Problem details => Print the data that follows exactly.
═══ Record set
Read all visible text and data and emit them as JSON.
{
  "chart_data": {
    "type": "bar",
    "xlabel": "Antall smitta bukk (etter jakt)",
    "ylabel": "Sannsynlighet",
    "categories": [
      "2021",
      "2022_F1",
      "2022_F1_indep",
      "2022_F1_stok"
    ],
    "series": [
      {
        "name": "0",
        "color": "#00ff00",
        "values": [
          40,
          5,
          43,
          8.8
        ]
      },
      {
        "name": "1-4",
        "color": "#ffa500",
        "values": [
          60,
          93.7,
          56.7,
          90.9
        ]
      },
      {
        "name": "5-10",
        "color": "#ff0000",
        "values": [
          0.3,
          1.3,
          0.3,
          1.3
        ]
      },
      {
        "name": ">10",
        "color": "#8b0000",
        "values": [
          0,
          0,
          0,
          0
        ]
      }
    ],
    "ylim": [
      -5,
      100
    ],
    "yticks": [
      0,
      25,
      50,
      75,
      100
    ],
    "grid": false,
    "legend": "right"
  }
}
══════
Full solution =>
Read all visible text and data and emit them as JSON.
{
  "chart_data": {
    "type": "bar",
    "xlabel": "Antall smitta bukk (etter jakt)",
    "ylabel": "Sannsynlighet",
    "categories": [
      "2021",
      "2022_F1",
      "2022_F1_indep",
      "2022_F1_stok"
    ],
    "series": [
      {
        "name": "0",
        "color": "#00ff00",
        "values": [
          40,
          5,
          43,
          8.8
        ]
      },
      {
        "name": "1-4",
        "color": "#ffa500",
        "values": [
          60,
          93.7,
          56.7,
          90.9
        ]
      },
      {
        "name": "5-10",
        "color": "#ff0000",
        "values": [
          0.3,
          1.3,
          0.3,
          1.3
        ]
      },
      {
        "name": ">10",
        "color": "#8b0000",
        "values": [
          0,
          0,
          0,
          0
        ]
      }
    ],
    "ylim": [
      -5,
      100
    ],
    "yticks": [
      0,
      25,
      50,
      75,
      100
    ],
    "grid": false,
    "legend": "right"
  }
}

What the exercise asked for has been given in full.